GOAL: Write out the full listing exactly as given, minus the images.

INPUT RECORDS:
· · ·
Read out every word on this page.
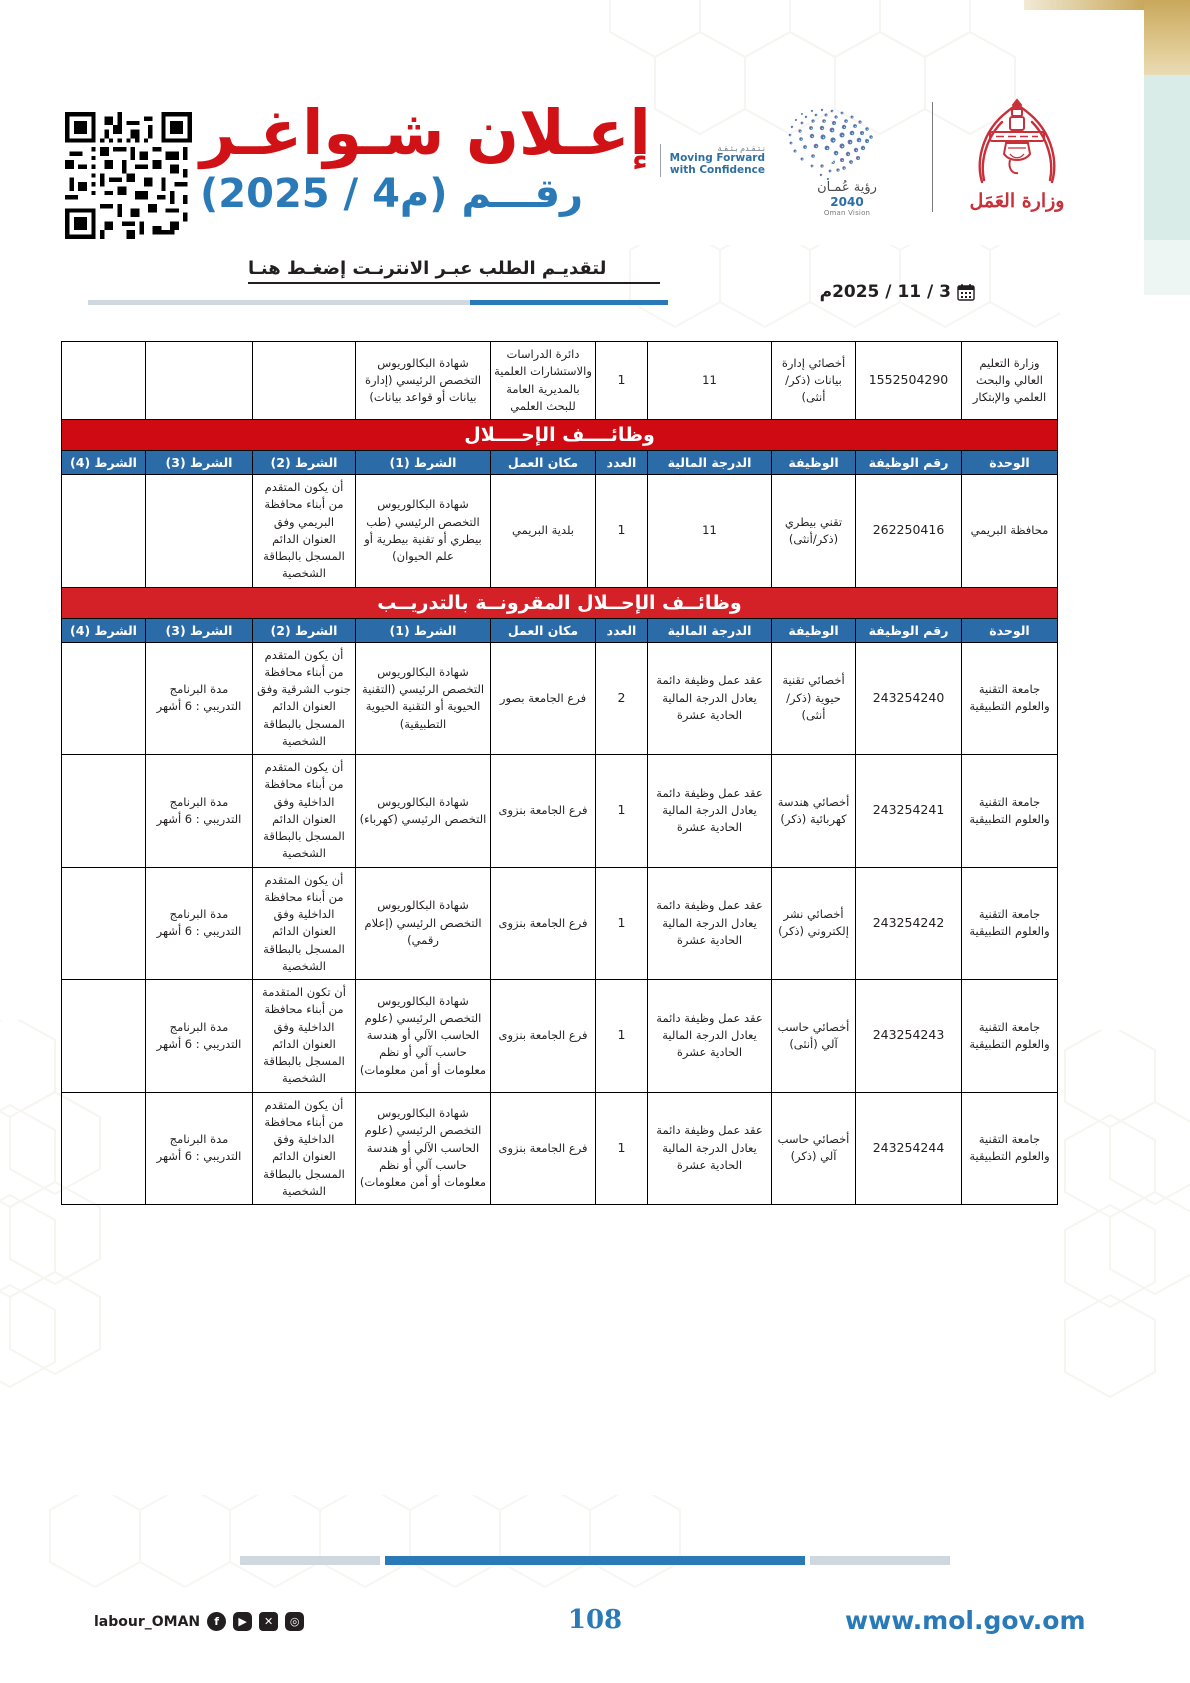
إعـلان شـواغـر
رقـــم (م4 / 2025)
لتقديـم الطلب عبـر الانترنـت إضغـط هنـا
وزارة العَمَل
رؤية عُمـان
2040
Oman Vision
نـتـقـدم بـثـقـة
Moving Forward
with Confidence
3 / 11 / 2025م
وزارة التعليم العالي والبحث العلمي والإبتكار	1552504290	أخصائي إدارة بيانات (ذكر/ أنثى)	11	1	دائرة الدراسات والاستشارات العلمية بالمديرية العامة للبحث العلمي	شهادة البكالوريوس التخصص الرئيسي (إدارة بيانات أو قواعد بيانات)			
وظائــــف الإحــــلال									
الوحدة	رقم الوظيفة	الوظيفة	الدرجة المالية	العدد	مكان العمل	الشرط (1)	الشرط (2)	الشرط (3)	الشرط (4)
محافظة البريمي	262250416	تقني بيطري (ذكر/أنثى)	11	1	بلدية البريمي	شهادة البكالوريوس التخصص الرئيسي (طب بيطري أو تقنية بيطرية أو علم الحيوان)	أن يكون المتقدم من أبناء محافظة البريمي وفق العنوان الدائم المسجل بالبطاقة الشخصية		
وظائــف الإحــلال المقرونــة بالتدريــب									
الوحدة	رقم الوظيفة	الوظيفة	الدرجة المالية	العدد	مكان العمل	الشرط (1)	الشرط (2)	الشرط (3)	الشرط (4)
جامعة التقنية والعلوم التطبيقية	243254240	أخصائي تقنية حيوية (ذكر/ أنثى)	عقد عمل وظيفة دائمة يعادل الدرجة المالية الحادية عشرة	2	فرع الجامعة بصور	شهادة البكالوريوس التخصص الرئيسي (التقنية الحيوية أو التقنية الحيوية التطبيقية)	أن يكون المتقدم من أبناء محافظة جنوب الشرقية وفق العنوان الدائم المسجل بالبطاقة الشخصية	مدة البرنامج التدريبي : 6 أشهر	
جامعة التقنية والعلوم التطبيقية	243254241	أخصائي هندسة كهربائية (ذكر)	عقد عمل وظيفة دائمة يعادل الدرجة المالية الحادية عشرة	1	فرع الجامعة بنزوى	شهادة البكالوريوس التخصص الرئيسي (كهرباء)	أن يكون المتقدم من أبناء محافظة الداخلية وفق العنوان الدائم المسجل بالبطاقة الشخصية	مدة البرنامج التدريبي : 6 أشهر	
جامعة التقنية والعلوم التطبيقية	243254242	أخصائي نشر إلكتروني (ذكر)	عقد عمل وظيفة دائمة يعادل الدرجة المالية الحادية عشرة	1	فرع الجامعة بنزوى	شهادة البكالوريوس التخصص الرئيسي (إعلام رقمي)	أن يكون المتقدم من أبناء محافظة الداخلية وفق العنوان الدائم المسجل بالبطاقة الشخصية	مدة البرنامج التدريبي : 6 أشهر	
جامعة التقنية والعلوم التطبيقية	243254243	أخصائي حاسب آلي (أنثى)	عقد عمل وظيفة دائمة يعادل الدرجة المالية الحادية عشرة	1	فرع الجامعة بنزوى	شهادة البكالوريوس التخصص الرئيسي (علوم الحاسب الآلي أو هندسة حاسب آلي أو نظم معلومات أو أمن معلومات)	أن تكون المتقدمة من أبناء محافظة الداخلية وفق العنوان الدائم المسجل بالبطاقة الشخصية	مدة البرنامج التدريبي : 6 أشهر	
جامعة التقنية والعلوم التطبيقية	243254244	أخصائي حاسب آلي (ذكر)	عقد عمل وظيفة دائمة يعادل الدرجة المالية الحادية عشرة	1	فرع الجامعة بنزوى	شهادة البكالوريوس التخصص الرئيسي (علوم الحاسب الآلي أو هندسة حاسب آلي أو نظم معلومات أو أمن معلومات)	أن يكون المتقدم من أبناء محافظة الداخلية وفق العنوان الدائم المسجل بالبطاقة الشخصية	مدة البرنامج التدريبي : 6 أشهر	
108	www.mol.gov.om
labour_OMAN	f	▶	✕	◎
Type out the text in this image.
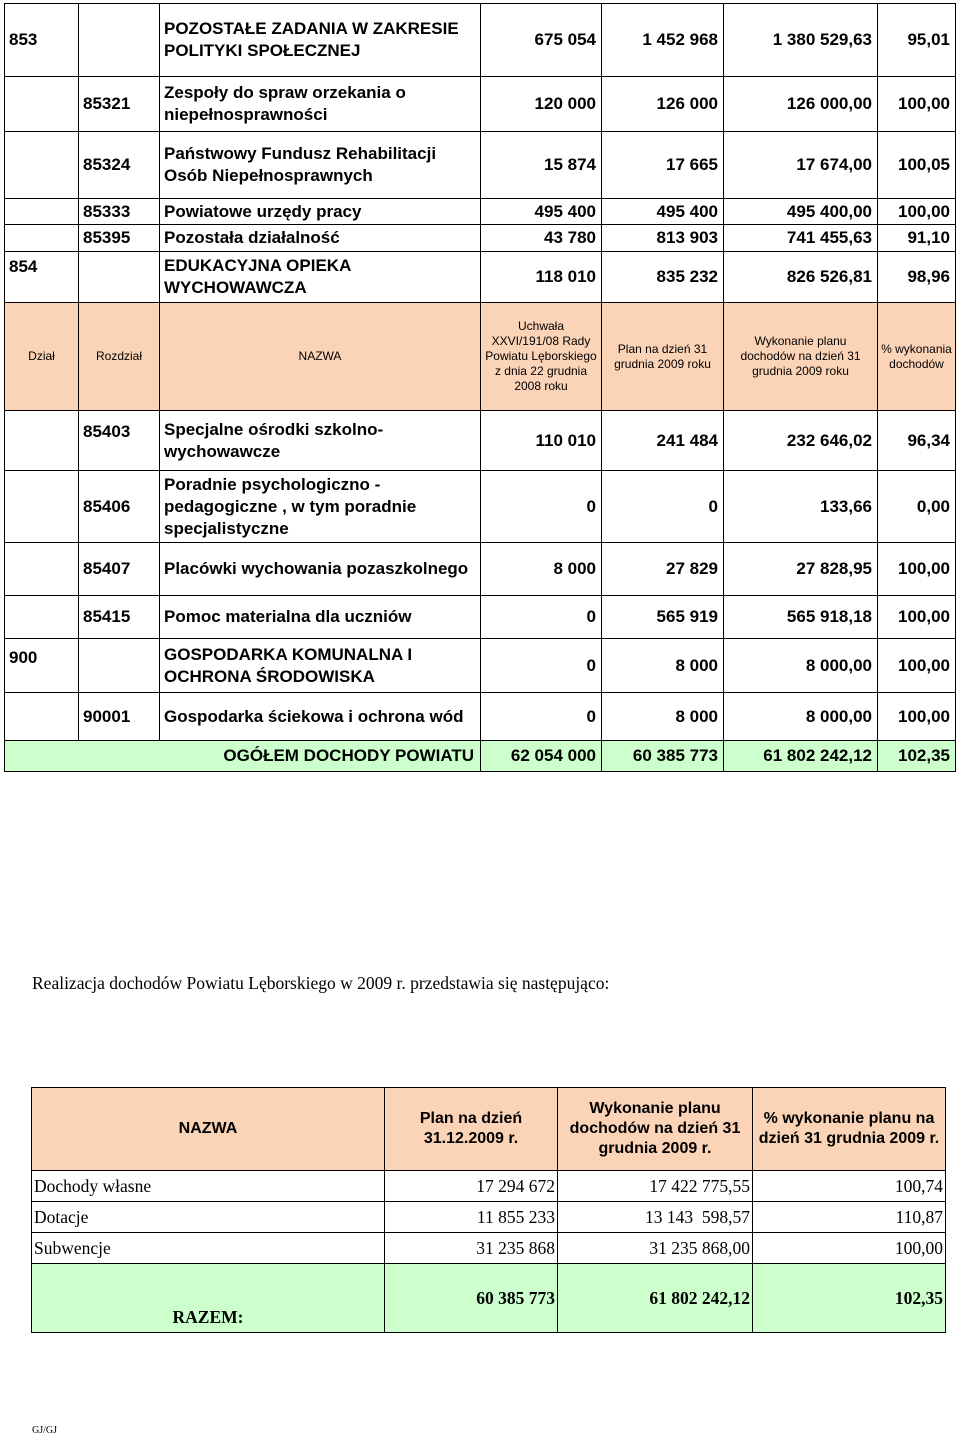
853		POZOSTAŁE ZADANIA W ZAKRESIE POLITYKI SPOŁECZNEJ	675 054	1 452 968	1 380 529,63	95,01
	85321	Zespoły do spraw orzekania o niepełnosprawności	120 000	126 000	126 000,00	100,00
	85324	Państwowy Fundusz Rehabilitacji Osób Niepełnosprawnych	15 874	17 665	17 674,00	100,05
	85333	Powiatowe urzędy pracy	495 400	495 400	495 400,00	100,00
	85395	Pozostała działalność	43 780	813 903	741 455,63	91,10
854		EDUKACYJNA OPIEKA WYCHOWAWCZA	118 010	835 232	826 526,81	98,96
Dział	Rozdział	NAZWA	Uchwała XXVI/191/08 Rady Powiatu Lęborskiego z dnia 22 grudnia 2008 roku	Plan na dzień 31 grudnia 2009 roku	Wykonanie planu dochodów na dzień 31 grudnia 2009 roku	% wykonania dochodów
	85403	Specjalne ośrodki szkolno-wychowawcze	110 010	241 484	232 646,02	96,34
	85406	Poradnie psychologiczno - pedagogiczne , w tym poradnie specjalistyczne	0	0	133,66	0,00
	85407	Placówki wychowania pozaszkolnego	8 000	27 829	27 828,95	100,00
	85415	Pomoc materialna dla uczniów	0	565 919	565 918,18	100,00
900		GOSPODARKA KOMUNALNA I OCHRONA ŚRODOWISKA	0	8 000	8 000,00	100,00
	90001	Gospodarka ściekowa i ochrona wód	0	8 000	8 000,00	100,00
OGÓŁEM DOCHODY POWIATU			62 054 000	60 385 773	61 802 242,12	102,35
Realizacja dochodów Powiatu Lęborskiego w 2009 r. przedstawia się następująco:
NAZWA	Plan na dzień 31.12.2009 r.	Wykonanie planu dochodów na dzień 31 grudnia 2009 r.	% wykonanie planu na dzień 31 grudnia 2009 r.
Dochody własne	17 294 672	17 422 775,55	100,74
Dotacje	11 855 233	13 143  598,57	110,87
Subwencje	31 235 868	31 235 868,00	100,00
RAZEM:	60 385 773	61 802 242,12	102,35
GJ/GJ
· · ·
SOLUTION FOR THIS TASK:
Read out every word on this page.
إعـلان شـواغـر
رقـــم (م4 / 2025)
لتقديـم الطلب عبـر الانترنـت إضغـط هنـا
وزارة العَمَل
رؤية عُمـان
2040
Oman Vision
نـتـقـدم بـثـقـة
Moving Forward
with Confidence
3 / 11 / 2025م
وزارة التعليم العالي والبحث العلمي والإبتكار	1552504290	أخصائي إدارة بيانات (ذكر/ أنثى)	11	1	دائرة الدراسات والاستشارات العلمية بالمديرية العامة للبحث العلمي	شهادة البكالوريوس التخصص الرئيسي (إدارة بيانات أو قواعد بيانات)			
وظائــــف الإحــــلال									
الوحدة	رقم الوظيفة	الوظيفة	الدرجة المالية	العدد	مكان العمل	الشرط (1)	الشرط (2)	الشرط (3)	الشرط (4)
محافظة البريمي	262250416	تقني بيطري (ذكر/أنثى)	11	1	بلدية البريمي	شهادة البكالوريوس التخصص الرئيسي (طب بيطري أو تقنية بيطرية أو علم الحيوان)	أن يكون المتقدم من أبناء محافظة البريمي وفق العنوان الدائم المسجل بالبطاقة الشخصية		
وظائــف الإحــلال المقرونــة بالتدريــب									
الوحدة	رقم الوظيفة	الوظيفة	الدرجة المالية	العدد	مكان العمل	الشرط (1)	الشرط (2)	الشرط (3)	الشرط (4)
جامعة التقنية والعلوم التطبيقية	243254240	أخصائي تقنية حيوية (ذكر/ أنثى)	عقد عمل وظيفة دائمة يعادل الدرجة المالية الحادية عشرة	2	فرع الجامعة بصور	شهادة البكالوريوس التخصص الرئيسي (التقنية الحيوية أو التقنية الحيوية التطبيقية)	أن يكون المتقدم من أبناء محافظة جنوب الشرقية وفق العنوان الدائم المسجل بالبطاقة الشخصية	مدة البرنامج التدريبي : 6 أشهر	
جامعة التقنية والعلوم التطبيقية	243254241	أخصائي هندسة كهربائية (ذكر)	عقد عمل وظيفة دائمة يعادل الدرجة المالية الحادية عشرة	1	فرع الجامعة بنزوى	شهادة البكالوريوس التخصص الرئيسي (كهرباء)	أن يكون المتقدم من أبناء محافظة الداخلية وفق العنوان الدائم المسجل بالبطاقة الشخصية	مدة البرنامج التدريبي : 6 أشهر	
جامعة التقنية والعلوم التطبيقية	243254242	أخصائي نشر إلكتروني (ذكر)	عقد عمل وظيفة دائمة يعادل الدرجة المالية الحادية عشرة	1	فرع الجامعة بنزوى	شهادة البكالوريوس التخصص الرئيسي (إعلام رقمي)	أن يكون المتقدم من أبناء محافظة الداخلية وفق العنوان الدائم المسجل بالبطاقة الشخصية	مدة البرنامج التدريبي : 6 أشهر	
جامعة التقنية والعلوم التطبيقية	243254243	أخصائي حاسب آلي (أنثى)	عقد عمل وظيفة دائمة يعادل الدرجة المالية الحادية عشرة	1	فرع الجامعة بنزوى	شهادة البكالوريوس التخصص الرئيسي (علوم الحاسب الآلي أو هندسة حاسب آلي أو نظم معلومات أو أمن معلومات)	أن تكون المتقدمة من أبناء محافظة الداخلية وفق العنوان الدائم المسجل بالبطاقة الشخصية	مدة البرنامج التدريبي : 6 أشهر	
جامعة التقنية والعلوم التطبيقية	243254244	أخصائي حاسب آلي (ذكر)	عقد عمل وظيفة دائمة يعادل الدرجة المالية الحادية عشرة	1	فرع الجامعة بنزوى	شهادة البكالوريوس التخصص الرئيسي (علوم الحاسب الآلي أو هندسة حاسب آلي أو نظم معلومات أو أمن معلومات)	أن يكون المتقدم من أبناء محافظة الداخلية وفق العنوان الدائم المسجل بالبطاقة الشخصية	مدة البرنامج التدريبي : 6 أشهر	
108	www.mol.gov.om
labour_OMAN	f	▶	✕	◎
Type out the text in this image.
853		POZOSTAŁE ZADANIA W ZAKRESIE POLITYKI SPOŁECZNEJ	675 054	1 452 968	1 380 529,63	95,01
	85321	Zespoły do spraw orzekania o niepełnosprawności	120 000	126 000	126 000,00	100,00
	85324	Państwowy Fundusz Rehabilitacji Osób Niepełnosprawnych	15 874	17 665	17 674,00	100,05
	85333	Powiatowe urzędy pracy	495 400	495 400	495 400,00	100,00
	85395	Pozostała działalność	43 780	813 903	741 455,63	91,10
854		EDUKACYJNA OPIEKA WYCHOWAWCZA	118 010	835 232	826 526,81	98,96
Dział	Rozdział	NAZWA	Uchwała XXVI/191/08 Rady Powiatu Lęborskiego z dnia 22 grudnia 2008 roku	Plan na dzień 31 grudnia 2009 roku	Wykonanie planu dochodów na dzień 31 grudnia 2009 roku	% wykonania dochodów
	85403	Specjalne ośrodki szkolno-wychowawcze	110 010	241 484	232 646,02	96,34
	85406	Poradnie psychologiczno - pedagogiczne , w tym poradnie specjalistyczne	0	0	133,66	0,00
	85407	Placówki wychowania pozaszkolnego	8 000	27 829	27 828,95	100,00
	85415	Pomoc materialna dla uczniów	0	565 919	565 918,18	100,00
900		GOSPODARKA KOMUNALNA I OCHRONA ŚRODOWISKA	0	8 000	8 000,00	100,00
	90001	Gospodarka ściekowa i ochrona wód	0	8 000	8 000,00	100,00
OGÓŁEM DOCHODY POWIATU			62 054 000	60 385 773	61 802 242,12	102,35
Realizacja dochodów Powiatu Lęborskiego w 2009 r. przedstawia się następująco:
NAZWA	Plan na dzień 31.12.2009 r.	Wykonanie planu dochodów na dzień 31 grudnia 2009 r.	% wykonanie planu na dzień 31 grudnia 2009 r.
Dochody własne	17 294 672	17 422 775,55	100,74
Dotacje	11 855 233	13 143  598,57	110,87
Subwencje	31 235 868	31 235 868,00	100,00
RAZEM:	60 385 773	61 802 242,12	102,35
GJ/GJ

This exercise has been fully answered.